Retype the records below exactly as they appear, but leave out any pictures.

---- Data for the task

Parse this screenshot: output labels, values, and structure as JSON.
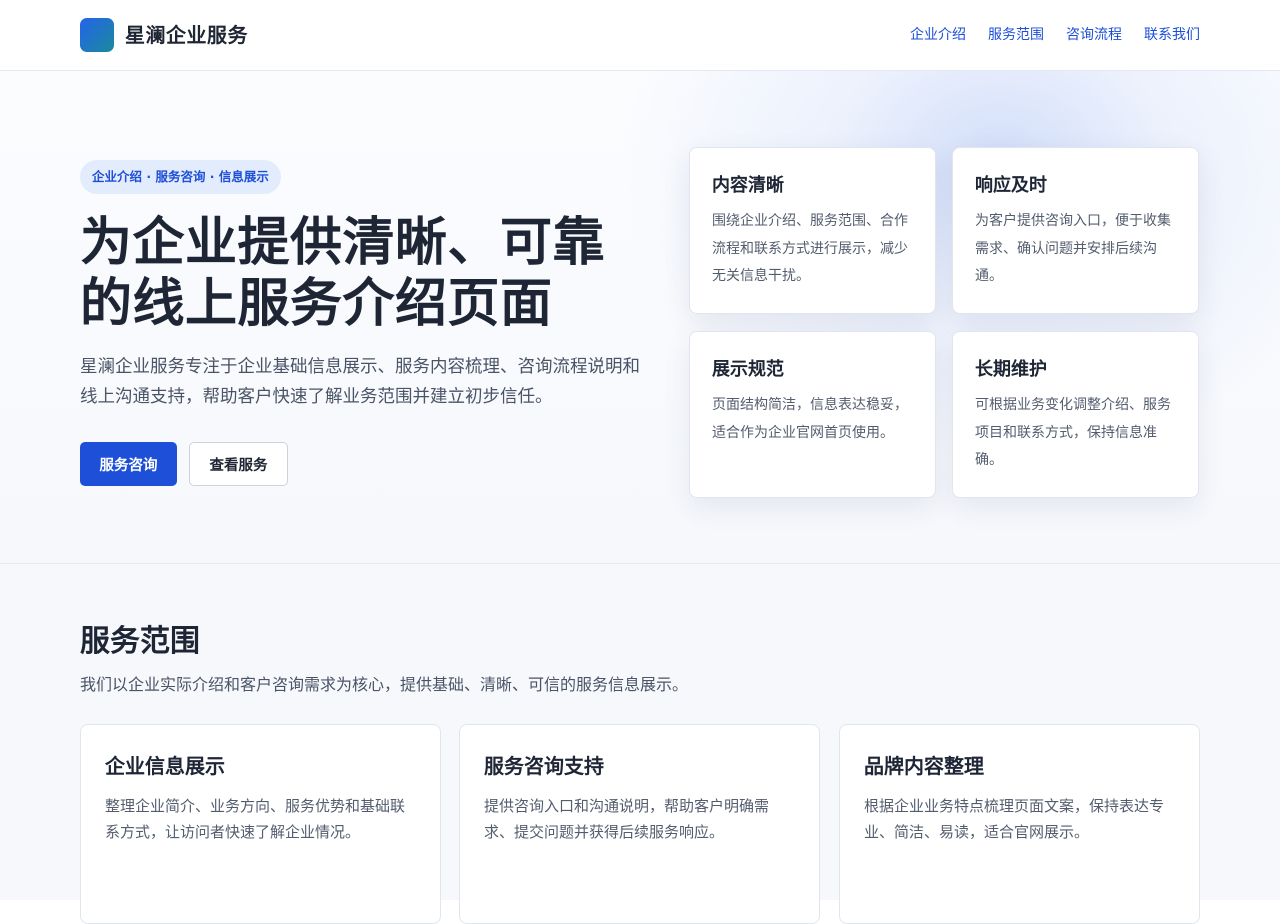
{
  "header": {
    "brand": "星澜企业服务",
    "nav": [
      {
        "label": "企业介绍"
      },
      {
        "label": "服务范围"
      },
      {
        "label": "咨询流程"
      },
      {
        "label": "联系我们"
      }
    ]
  },
  "hero": {
    "badge": "企业介绍 · 服务咨询 · 信息展示",
    "title_line1": "为企业提供清晰、可靠",
    "title_line2": "的线上服务介绍页面",
    "description": "星澜企业服务专注于企业基础信息展示、服务内容梳理、咨询流程说明和线上沟通支持，帮助客户快速了解业务范围并建立初步信任。",
    "primary_button": "服务咨询",
    "secondary_button": "查看服务",
    "features": [
      {
        "title": "内容清晰",
        "text": "围绕企业介绍、服务范围、合作流程和联系方式进行展示，减少无关信息干扰。"
      },
      {
        "title": "响应及时",
        "text": "为客户提供咨询入口，便于收集需求、确认问题并安排后续沟通。"
      },
      {
        "title": "展示规范",
        "text": "页面结构简洁，信息表达稳妥，适合作为企业官网首页使用。"
      },
      {
        "title": "长期维护",
        "text": "可根据业务变化调整介绍、服务项目和联系方式，保持信息准确。"
      }
    ]
  },
  "services": {
    "title": "服务范围",
    "subtitle": "我们以企业实际介绍和客户咨询需求为核心，提供基础、清晰、可信的服务信息展示。",
    "cards": [
      {
        "title": "企业信息展示",
        "text": "整理企业简介、业务方向、服务优势和基础联系方式，让访问者快速了解企业情况。"
      },
      {
        "title": "服务咨询支持",
        "text": "提供咨询入口和沟通说明，帮助客户明确需求、提交问题并获得后续服务响应。"
      },
      {
        "title": "品牌内容整理",
        "text": "根据企业业务特点梳理页面文案，保持表达专业、简洁、易读，适合官网展示。"
      }
    ]
  },
  "colors": {
    "accent": "#1d4fd8",
    "heading": "#1e2636",
    "body_text": "#4a5466"
  }
}
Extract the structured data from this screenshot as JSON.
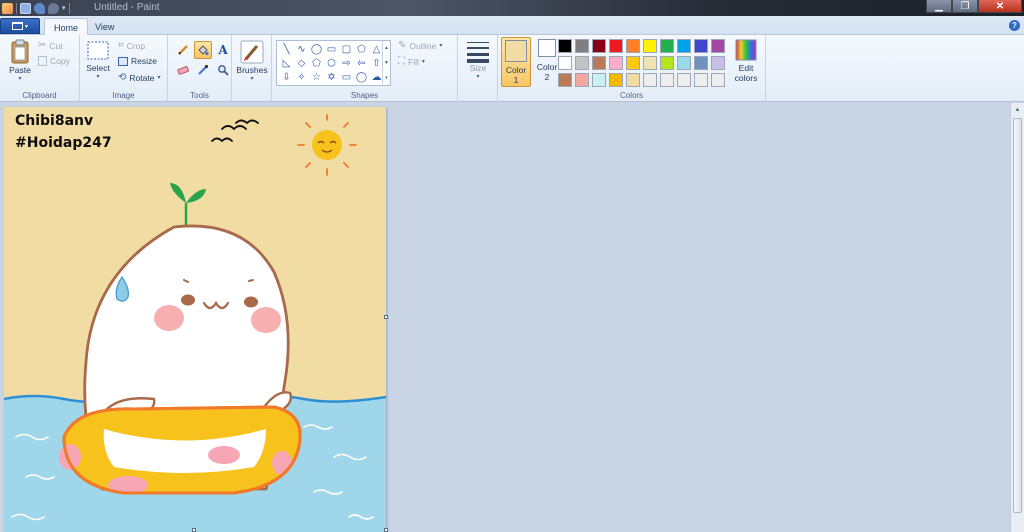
{
  "window": {
    "title": "Untitled - Paint"
  },
  "tabs": [
    {
      "label": "Home",
      "active": true
    },
    {
      "label": "View",
      "active": false
    }
  ],
  "clipboard": {
    "paste_label": "Paste",
    "cut_label": "Cut",
    "copy_label": "Copy",
    "group_label": "Clipboard"
  },
  "image": {
    "select_label": "Select",
    "crop_label": "Crop",
    "resize_label": "Resize",
    "rotate_label": "Rotate",
    "group_label": "Image"
  },
  "tools": {
    "group_label": "Tools",
    "items": [
      "pencil-icon",
      "fill-icon",
      "text-icon",
      "eraser-icon",
      "color-picker-icon",
      "magnifier-icon"
    ],
    "selected": "fill-icon"
  },
  "brushes": {
    "label": "Brushes"
  },
  "shapes": {
    "group_label": "Shapes",
    "outline_label": "Outline",
    "fill_label": "Fill"
  },
  "size": {
    "label": "Size"
  },
  "colors": {
    "group_label": "Colors",
    "color1_label": "Color\n1",
    "color2_label": "Color\n2",
    "color1": "#f1dca4",
    "color2": "#ffffff",
    "edit_label": "Edit\ncolors",
    "palette": [
      "#000000",
      "#7f7f7f",
      "#880015",
      "#ed1c24",
      "#ff7f27",
      "#fff200",
      "#22b14c",
      "#00a2e8",
      "#3f48cc",
      "#a349a4",
      "#ffffff",
      "#c3c3c3",
      "#b97a57",
      "#ffaec9",
      "#ffc90e",
      "#efe4b0",
      "#b5e61d",
      "#99d9ea",
      "#7092be",
      "#c8bfe7",
      "#b97a57",
      "#f4a6a0",
      "#c8f0f5",
      "#f5b800",
      "#f1dca4",
      "#eeeeee",
      "#eeeeee",
      "#eeeeee",
      "#eeeeee",
      "#eeeeee"
    ]
  },
  "canvas": {
    "line1": "Chibi8anv",
    "line2": "#Hoidap247"
  }
}
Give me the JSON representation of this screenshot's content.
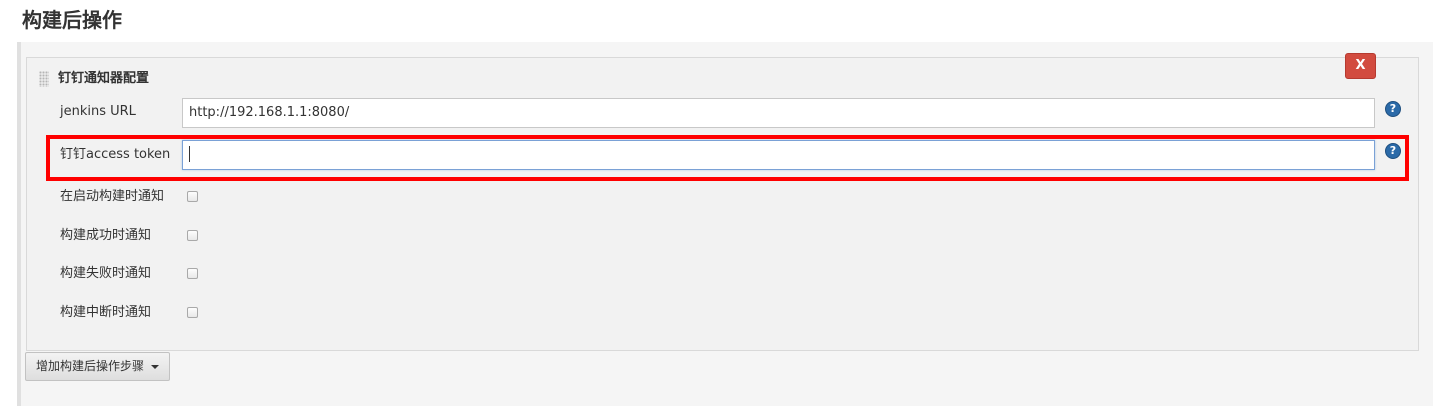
{
  "section": {
    "title": "构建后操作"
  },
  "panel": {
    "title": "钉钉通知器配置",
    "delete_label": "X",
    "jenkins_url": {
      "label": "jenkins URL",
      "value": "http://192.168.1.1:8080/"
    },
    "access_token": {
      "label": "钉钉access token",
      "value": ""
    },
    "checkboxes": [
      {
        "label": "在启动构建时通知",
        "checked": false
      },
      {
        "label": "构建成功时通知",
        "checked": false
      },
      {
        "label": "构建失败时通知",
        "checked": false
      },
      {
        "label": "构建中断时通知",
        "checked": false
      }
    ],
    "help_icon": "help-circle-icon"
  },
  "add_step_button": {
    "label": "增加构建后操作步骤"
  },
  "colors": {
    "delete_button": "#d24b3f",
    "highlight": "#ff0000",
    "help_icon": "#2b6aa8"
  }
}
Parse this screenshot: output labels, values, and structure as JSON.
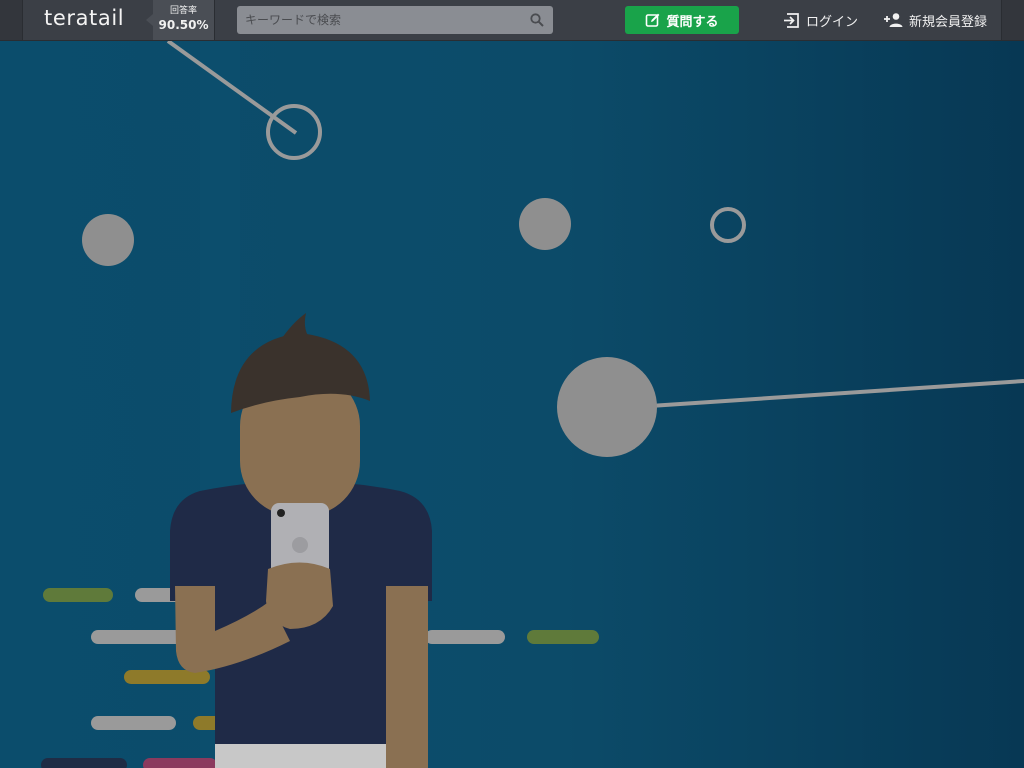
{
  "header": {
    "logo": "teratail",
    "answer_rate": {
      "label": "回答率",
      "value": "90.50%"
    },
    "search": {
      "placeholder": "キーワードで検索"
    },
    "ask_button": "質問する",
    "login": "ログイン",
    "signup": "新規会員登録"
  },
  "icons": {
    "search": "search-icon",
    "ask": "edit-icon",
    "login": "login-icon",
    "signup": "add-user-icon"
  },
  "colors": {
    "header_bg": "#3b3f46",
    "ask_button": "#19a34a",
    "hero_bg": "#0b4d6c"
  }
}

--------

**Task response:**
Parse this screenshot: output labels, values, and structure as JSON.
{
  "header": {
    "brand": "星澜企业服务",
    "nav": [
      {
        "label": "企业介绍"
      },
      {
        "label": "服务范围"
      },
      {
        "label": "咨询流程"
      },
      {
        "label": "联系我们"
      }
    ]
  },
  "hero": {
    "badge": "企业介绍 · 服务咨询 · 信息展示",
    "title_line1": "为企业提供清晰、可靠",
    "title_line2": "的线上服务介绍页面",
    "description": "星澜企业服务专注于企业基础信息展示、服务内容梳理、咨询流程说明和线上沟通支持，帮助客户快速了解业务范围并建立初步信任。",
    "primary_button": "服务咨询",
    "secondary_button": "查看服务",
    "features": [
      {
        "title": "内容清晰",
        "text": "围绕企业介绍、服务范围、合作流程和联系方式进行展示，减少无关信息干扰。"
      },
      {
        "title": "响应及时",
        "text": "为客户提供咨询入口，便于收集需求、确认问题并安排后续沟通。"
      },
      {
        "title": "展示规范",
        "text": "页面结构简洁，信息表达稳妥，适合作为企业官网首页使用。"
      },
      {
        "title": "长期维护",
        "text": "可根据业务变化调整介绍、服务项目和联系方式，保持信息准确。"
      }
    ]
  },
  "services": {
    "title": "服务范围",
    "subtitle": "我们以企业实际介绍和客户咨询需求为核心，提供基础、清晰、可信的服务信息展示。",
    "cards": [
      {
        "title": "企业信息展示",
        "text": "整理企业简介、业务方向、服务优势和基础联系方式，让访问者快速了解企业情况。"
      },
      {
        "title": "服务咨询支持",
        "text": "提供咨询入口和沟通说明，帮助客户明确需求、提交问题并获得后续服务响应。"
      },
      {
        "title": "品牌内容整理",
        "text": "根据企业业务特点梳理页面文案，保持表达专业、简洁、易读，适合官网展示。"
      }
    ]
  },
  "colors": {
    "accent": "#1d4fd8",
    "heading": "#1e2636",
    "body_text": "#4a5466"
  }
}
Extract the structured data from this screenshot as JSON.
{
  "window": {
    "title": "Untitled - Paint"
  },
  "tabs": [
    {
      "label": "Home",
      "active": true
    },
    {
      "label": "View",
      "active": false
    }
  ],
  "clipboard": {
    "paste_label": "Paste",
    "cut_label": "Cut",
    "copy_label": "Copy",
    "group_label": "Clipboard"
  },
  "image": {
    "select_label": "Select",
    "crop_label": "Crop",
    "resize_label": "Resize",
    "rotate_label": "Rotate",
    "group_label": "Image"
  },
  "tools": {
    "group_label": "Tools",
    "items": [
      "pencil-icon",
      "fill-icon",
      "text-icon",
      "eraser-icon",
      "color-picker-icon",
      "magnifier-icon"
    ],
    "selected": "fill-icon"
  },
  "brushes": {
    "label": "Brushes"
  },
  "shapes": {
    "group_label": "Shapes",
    "outline_label": "Outline",
    "fill_label": "Fill"
  },
  "size": {
    "label": "Size"
  },
  "colors": {
    "group_label": "Colors",
    "color1_label": "Color\n1",
    "color2_label": "Color\n2",
    "color1": "#f1dca4",
    "color2": "#ffffff",
    "edit_label": "Edit\ncolors",
    "palette": [
      "#000000",
      "#7f7f7f",
      "#880015",
      "#ed1c24",
      "#ff7f27",
      "#fff200",
      "#22b14c",
      "#00a2e8",
      "#3f48cc",
      "#a349a4",
      "#ffffff",
      "#c3c3c3",
      "#b97a57",
      "#ffaec9",
      "#ffc90e",
      "#efe4b0",
      "#b5e61d",
      "#99d9ea",
      "#7092be",
      "#c8bfe7",
      "#b97a57",
      "#f4a6a0",
      "#c8f0f5",
      "#f5b800",
      "#f1dca4",
      "#eeeeee",
      "#eeeeee",
      "#eeeeee",
      "#eeeeee",
      "#eeeeee"
    ]
  },
  "canvas": {
    "line1": "Chibi8anv",
    "line2": "#Hoidap247"
  }
}
Give me the JSON representation of this screenshot's content.
{
  "section": {
    "title": "构建后操作"
  },
  "panel": {
    "title": "钉钉通知器配置",
    "delete_label": "X",
    "jenkins_url": {
      "label": "jenkins URL",
      "value": "http://192.168.1.1:8080/"
    },
    "access_token": {
      "label": "钉钉access token",
      "value": ""
    },
    "checkboxes": [
      {
        "label": "在启动构建时通知",
        "checked": false
      },
      {
        "label": "构建成功时通知",
        "checked": false
      },
      {
        "label": "构建失败时通知",
        "checked": false
      },
      {
        "label": "构建中断时通知",
        "checked": false
      }
    ],
    "help_icon": "help-circle-icon"
  },
  "add_step_button": {
    "label": "增加构建后操作步骤"
  },
  "colors": {
    "delete_button": "#d24b3f",
    "highlight": "#ff0000",
    "help_icon": "#2b6aa8"
  }
}
Parse this screenshot: output labels, values, and structure as JSON.
{
  "header": {
    "logo": "teratail",
    "answer_rate": {
      "label": "回答率",
      "value": "90.50%"
    },
    "search": {
      "placeholder": "キーワードで検索"
    },
    "ask_button": "質問する",
    "login": "ログイン",
    "signup": "新規会員登録"
  },
  "icons": {
    "search": "search-icon",
    "ask": "edit-icon",
    "login": "login-icon",
    "signup": "add-user-icon"
  },
  "colors": {
    "header_bg": "#3b3f46",
    "ask_button": "#19a34a",
    "hero_bg": "#0b4d6c"
  }
}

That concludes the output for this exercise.